[Collected data]
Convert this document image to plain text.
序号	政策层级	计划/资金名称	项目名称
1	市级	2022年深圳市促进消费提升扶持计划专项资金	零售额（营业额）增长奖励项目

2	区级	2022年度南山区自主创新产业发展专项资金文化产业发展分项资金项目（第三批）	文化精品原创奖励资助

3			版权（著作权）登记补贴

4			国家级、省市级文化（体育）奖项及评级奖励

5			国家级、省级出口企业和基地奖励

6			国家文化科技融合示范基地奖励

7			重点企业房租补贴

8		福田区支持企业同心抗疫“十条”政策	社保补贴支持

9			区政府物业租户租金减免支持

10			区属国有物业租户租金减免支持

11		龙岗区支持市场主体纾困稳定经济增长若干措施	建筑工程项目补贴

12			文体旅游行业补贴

* _Task statement_
Print all the data exactly.

* _Result below_
Convert this document image to plain text.
序号	政策层级	计划/资金名称	项目名称
1	市级	2022年深圳市促进消费提升扶持计划专项资金	零售额（营业额）增长奖励项目

2	区级	2022年度南山区自主创新产业发展专项资金文化产业发展分项资金项目（第三批）	文化精品原创奖励资助

3			版权（著作权）登记补贴

4			国家级、省市级文化（体育）奖项及评级奖励

5			国家级、省级出口企业和基地奖励

6			国家文化科技融合示范基地奖励

7			重点企业房租补贴

8		福田区支持企业同心抗疫“十条”政策	社保补贴支持

9			区政府物业租户租金减免支持

10			区属国有物业租户租金减免支持

11		龙岗区支持市场主体纾困稳定经济增长若干措施	建筑工程项目补贴

12			文体旅游行业补贴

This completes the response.